Work to be completed »
From the material below, list every line containing "caption".

Figure record listings »
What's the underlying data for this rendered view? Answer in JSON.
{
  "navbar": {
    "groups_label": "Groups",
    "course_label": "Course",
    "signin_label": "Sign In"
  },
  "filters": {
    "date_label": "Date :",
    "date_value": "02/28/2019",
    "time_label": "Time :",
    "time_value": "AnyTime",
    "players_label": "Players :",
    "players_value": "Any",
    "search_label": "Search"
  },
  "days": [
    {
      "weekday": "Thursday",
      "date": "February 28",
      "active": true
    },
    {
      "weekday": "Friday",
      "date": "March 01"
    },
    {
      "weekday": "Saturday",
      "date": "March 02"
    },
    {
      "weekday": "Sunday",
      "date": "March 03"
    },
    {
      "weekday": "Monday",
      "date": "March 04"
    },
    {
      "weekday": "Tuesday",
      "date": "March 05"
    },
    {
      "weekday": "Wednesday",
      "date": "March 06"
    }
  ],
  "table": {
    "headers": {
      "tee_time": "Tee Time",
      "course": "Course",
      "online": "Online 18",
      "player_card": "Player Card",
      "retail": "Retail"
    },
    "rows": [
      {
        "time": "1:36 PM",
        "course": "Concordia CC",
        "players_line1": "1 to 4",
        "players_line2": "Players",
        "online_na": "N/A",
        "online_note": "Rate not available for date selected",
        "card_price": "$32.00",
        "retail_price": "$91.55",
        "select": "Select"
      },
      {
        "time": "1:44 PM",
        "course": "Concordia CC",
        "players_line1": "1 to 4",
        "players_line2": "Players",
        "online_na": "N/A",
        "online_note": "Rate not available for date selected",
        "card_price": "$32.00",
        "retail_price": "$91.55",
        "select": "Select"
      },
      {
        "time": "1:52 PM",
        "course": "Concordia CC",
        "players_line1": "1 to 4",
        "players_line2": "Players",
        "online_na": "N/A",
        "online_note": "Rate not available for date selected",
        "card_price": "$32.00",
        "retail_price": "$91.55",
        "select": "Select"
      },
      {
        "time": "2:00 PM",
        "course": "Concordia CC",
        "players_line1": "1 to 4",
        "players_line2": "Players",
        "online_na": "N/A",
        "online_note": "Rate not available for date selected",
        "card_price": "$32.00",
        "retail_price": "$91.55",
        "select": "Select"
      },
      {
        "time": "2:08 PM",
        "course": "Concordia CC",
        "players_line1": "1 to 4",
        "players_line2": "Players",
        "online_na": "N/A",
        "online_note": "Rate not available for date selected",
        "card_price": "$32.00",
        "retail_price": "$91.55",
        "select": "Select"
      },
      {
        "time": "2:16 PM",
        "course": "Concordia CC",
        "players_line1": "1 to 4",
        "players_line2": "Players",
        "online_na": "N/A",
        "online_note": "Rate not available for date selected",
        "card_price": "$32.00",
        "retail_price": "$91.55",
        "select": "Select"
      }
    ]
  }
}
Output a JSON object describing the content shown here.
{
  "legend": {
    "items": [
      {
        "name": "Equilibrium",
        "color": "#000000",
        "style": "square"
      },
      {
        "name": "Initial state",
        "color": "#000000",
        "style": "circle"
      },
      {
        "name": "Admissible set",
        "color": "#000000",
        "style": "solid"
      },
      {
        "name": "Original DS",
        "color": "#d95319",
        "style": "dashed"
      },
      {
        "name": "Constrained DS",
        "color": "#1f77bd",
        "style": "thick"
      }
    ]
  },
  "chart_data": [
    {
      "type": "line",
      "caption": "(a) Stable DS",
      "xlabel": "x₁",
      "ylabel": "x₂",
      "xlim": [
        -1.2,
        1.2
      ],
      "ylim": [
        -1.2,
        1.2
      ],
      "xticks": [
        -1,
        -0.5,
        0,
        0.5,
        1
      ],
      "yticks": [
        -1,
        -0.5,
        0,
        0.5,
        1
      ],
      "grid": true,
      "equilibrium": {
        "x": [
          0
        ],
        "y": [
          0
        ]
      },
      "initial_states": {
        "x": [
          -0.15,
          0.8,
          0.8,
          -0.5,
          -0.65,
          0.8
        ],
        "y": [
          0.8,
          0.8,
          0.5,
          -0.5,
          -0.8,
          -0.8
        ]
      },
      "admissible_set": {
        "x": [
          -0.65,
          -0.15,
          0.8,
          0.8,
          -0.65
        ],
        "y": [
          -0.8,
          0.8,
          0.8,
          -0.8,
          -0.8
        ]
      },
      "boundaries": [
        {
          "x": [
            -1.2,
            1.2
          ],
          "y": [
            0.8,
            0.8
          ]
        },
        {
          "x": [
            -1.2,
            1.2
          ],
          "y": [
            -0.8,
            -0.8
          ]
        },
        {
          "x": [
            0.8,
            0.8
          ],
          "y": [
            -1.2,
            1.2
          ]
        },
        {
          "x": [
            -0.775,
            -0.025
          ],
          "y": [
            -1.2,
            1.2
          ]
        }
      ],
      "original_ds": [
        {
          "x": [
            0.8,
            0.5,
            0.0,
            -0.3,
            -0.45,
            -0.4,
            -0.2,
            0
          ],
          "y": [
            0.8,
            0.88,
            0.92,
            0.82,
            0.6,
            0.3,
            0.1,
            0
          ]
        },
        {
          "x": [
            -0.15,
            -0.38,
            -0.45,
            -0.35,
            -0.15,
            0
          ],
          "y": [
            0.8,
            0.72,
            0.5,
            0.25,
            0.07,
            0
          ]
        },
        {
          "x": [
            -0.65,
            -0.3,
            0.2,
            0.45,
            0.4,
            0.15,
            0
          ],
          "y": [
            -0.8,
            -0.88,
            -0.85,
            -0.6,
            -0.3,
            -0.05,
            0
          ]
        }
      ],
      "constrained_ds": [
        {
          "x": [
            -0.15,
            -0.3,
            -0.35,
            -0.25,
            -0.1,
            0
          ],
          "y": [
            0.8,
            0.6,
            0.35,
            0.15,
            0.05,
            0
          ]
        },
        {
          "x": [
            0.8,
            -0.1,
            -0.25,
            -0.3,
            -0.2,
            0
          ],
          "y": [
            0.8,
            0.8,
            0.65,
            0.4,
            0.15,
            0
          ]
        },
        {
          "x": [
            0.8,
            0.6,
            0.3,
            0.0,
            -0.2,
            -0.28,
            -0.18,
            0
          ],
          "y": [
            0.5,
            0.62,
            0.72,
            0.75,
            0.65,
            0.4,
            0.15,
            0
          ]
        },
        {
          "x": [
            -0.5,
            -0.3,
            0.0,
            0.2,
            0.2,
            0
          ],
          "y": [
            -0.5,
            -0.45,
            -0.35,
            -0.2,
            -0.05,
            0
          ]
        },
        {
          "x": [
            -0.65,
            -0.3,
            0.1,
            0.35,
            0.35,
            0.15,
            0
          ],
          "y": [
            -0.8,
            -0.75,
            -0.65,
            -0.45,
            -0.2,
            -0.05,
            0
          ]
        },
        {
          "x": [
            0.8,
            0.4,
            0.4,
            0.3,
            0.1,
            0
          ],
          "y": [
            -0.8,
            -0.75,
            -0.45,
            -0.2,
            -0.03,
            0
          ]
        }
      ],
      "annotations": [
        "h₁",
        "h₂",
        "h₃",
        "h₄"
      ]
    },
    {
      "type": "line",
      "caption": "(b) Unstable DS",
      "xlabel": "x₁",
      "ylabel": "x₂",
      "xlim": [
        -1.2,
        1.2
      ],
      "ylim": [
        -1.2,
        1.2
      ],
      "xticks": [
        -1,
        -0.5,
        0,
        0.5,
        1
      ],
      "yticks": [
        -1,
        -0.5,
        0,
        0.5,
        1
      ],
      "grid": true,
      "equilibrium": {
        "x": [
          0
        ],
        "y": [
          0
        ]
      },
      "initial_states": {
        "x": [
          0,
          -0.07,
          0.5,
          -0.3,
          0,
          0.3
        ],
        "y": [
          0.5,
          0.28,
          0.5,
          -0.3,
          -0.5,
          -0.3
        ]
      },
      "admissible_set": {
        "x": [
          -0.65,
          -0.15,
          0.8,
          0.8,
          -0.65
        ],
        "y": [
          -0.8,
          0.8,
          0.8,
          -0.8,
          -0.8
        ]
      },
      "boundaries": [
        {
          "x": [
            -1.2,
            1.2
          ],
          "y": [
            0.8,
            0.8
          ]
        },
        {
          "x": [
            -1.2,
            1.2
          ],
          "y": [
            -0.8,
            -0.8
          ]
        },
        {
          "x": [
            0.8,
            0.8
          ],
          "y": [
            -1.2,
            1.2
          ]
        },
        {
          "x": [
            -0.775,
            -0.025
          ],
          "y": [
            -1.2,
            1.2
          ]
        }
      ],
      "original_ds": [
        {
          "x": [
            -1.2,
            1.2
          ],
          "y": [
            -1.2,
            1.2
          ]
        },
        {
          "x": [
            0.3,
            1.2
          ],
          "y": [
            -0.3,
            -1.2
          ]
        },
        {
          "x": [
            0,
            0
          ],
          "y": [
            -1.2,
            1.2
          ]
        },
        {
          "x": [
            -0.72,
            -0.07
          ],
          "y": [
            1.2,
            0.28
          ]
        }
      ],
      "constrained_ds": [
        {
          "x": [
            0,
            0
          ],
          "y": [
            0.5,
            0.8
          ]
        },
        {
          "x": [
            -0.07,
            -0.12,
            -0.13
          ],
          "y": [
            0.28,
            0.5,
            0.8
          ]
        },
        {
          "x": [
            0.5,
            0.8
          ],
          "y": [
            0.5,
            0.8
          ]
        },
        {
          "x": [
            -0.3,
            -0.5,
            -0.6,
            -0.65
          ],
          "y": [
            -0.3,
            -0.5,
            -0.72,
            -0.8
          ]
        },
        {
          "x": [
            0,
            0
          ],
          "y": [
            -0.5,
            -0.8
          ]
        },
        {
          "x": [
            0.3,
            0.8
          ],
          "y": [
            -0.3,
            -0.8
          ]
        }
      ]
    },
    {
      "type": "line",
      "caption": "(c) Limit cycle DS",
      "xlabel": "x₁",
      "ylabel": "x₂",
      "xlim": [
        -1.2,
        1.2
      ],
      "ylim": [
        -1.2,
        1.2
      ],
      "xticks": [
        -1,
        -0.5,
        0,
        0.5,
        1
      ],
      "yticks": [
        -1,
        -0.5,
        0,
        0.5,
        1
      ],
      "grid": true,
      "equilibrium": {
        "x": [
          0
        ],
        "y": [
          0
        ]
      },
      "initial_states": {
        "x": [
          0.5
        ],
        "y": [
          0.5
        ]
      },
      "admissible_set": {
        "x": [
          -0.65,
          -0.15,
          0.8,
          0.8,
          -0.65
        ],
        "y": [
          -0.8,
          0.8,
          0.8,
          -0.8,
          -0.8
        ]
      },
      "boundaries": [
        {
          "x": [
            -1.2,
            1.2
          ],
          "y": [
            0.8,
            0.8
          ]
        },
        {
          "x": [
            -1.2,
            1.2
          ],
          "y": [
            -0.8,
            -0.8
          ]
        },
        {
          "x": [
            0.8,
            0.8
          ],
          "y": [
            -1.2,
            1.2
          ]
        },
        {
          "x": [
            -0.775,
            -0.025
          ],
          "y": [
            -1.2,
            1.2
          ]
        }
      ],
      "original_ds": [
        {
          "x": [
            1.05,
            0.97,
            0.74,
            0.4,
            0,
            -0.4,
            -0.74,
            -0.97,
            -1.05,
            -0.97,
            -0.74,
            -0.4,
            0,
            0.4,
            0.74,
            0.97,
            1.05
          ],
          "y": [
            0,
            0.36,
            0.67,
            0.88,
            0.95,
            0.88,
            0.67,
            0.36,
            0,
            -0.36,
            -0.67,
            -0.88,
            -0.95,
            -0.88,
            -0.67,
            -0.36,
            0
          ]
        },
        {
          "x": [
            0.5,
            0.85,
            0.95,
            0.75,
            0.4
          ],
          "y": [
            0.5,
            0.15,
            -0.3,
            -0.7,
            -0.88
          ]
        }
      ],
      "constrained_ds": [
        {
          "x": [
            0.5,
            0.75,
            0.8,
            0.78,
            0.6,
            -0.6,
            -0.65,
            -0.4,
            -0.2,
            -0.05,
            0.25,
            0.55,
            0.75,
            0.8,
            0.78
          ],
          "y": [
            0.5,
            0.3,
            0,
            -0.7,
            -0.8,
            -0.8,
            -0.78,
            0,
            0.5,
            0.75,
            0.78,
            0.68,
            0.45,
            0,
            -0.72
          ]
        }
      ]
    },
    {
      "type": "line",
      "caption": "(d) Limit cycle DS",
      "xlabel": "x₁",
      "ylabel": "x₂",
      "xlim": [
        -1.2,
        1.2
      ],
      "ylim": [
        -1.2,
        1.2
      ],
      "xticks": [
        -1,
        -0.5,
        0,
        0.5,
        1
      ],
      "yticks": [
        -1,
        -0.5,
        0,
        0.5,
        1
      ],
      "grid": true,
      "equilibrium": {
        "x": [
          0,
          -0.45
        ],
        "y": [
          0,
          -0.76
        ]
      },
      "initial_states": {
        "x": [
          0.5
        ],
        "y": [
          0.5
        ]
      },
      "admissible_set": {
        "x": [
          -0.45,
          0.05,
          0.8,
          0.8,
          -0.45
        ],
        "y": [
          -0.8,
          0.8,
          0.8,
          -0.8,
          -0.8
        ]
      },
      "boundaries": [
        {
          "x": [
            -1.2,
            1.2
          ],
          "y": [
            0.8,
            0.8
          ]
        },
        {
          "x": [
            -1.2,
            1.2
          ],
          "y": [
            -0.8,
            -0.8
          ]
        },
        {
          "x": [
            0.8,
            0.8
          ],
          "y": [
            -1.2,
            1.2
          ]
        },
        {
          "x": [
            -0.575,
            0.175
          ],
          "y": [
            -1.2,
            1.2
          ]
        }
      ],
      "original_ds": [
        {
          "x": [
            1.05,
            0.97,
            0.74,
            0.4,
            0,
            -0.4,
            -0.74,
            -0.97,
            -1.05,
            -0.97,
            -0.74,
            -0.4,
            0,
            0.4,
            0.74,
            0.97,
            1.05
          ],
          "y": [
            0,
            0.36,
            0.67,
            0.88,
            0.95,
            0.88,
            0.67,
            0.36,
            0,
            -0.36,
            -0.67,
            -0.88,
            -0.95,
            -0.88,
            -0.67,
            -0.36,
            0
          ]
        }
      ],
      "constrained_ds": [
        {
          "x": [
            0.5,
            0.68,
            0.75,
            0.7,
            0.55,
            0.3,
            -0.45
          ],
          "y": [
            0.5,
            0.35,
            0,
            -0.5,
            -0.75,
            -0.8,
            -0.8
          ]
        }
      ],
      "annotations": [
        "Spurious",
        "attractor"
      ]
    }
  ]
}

Complete output »
      "caption": "(a) Stable DS",
      "caption": "(b) Unstable DS",
      "caption": "(c) Limit cycle DS",
      "caption": "(d) Limit cycle DS",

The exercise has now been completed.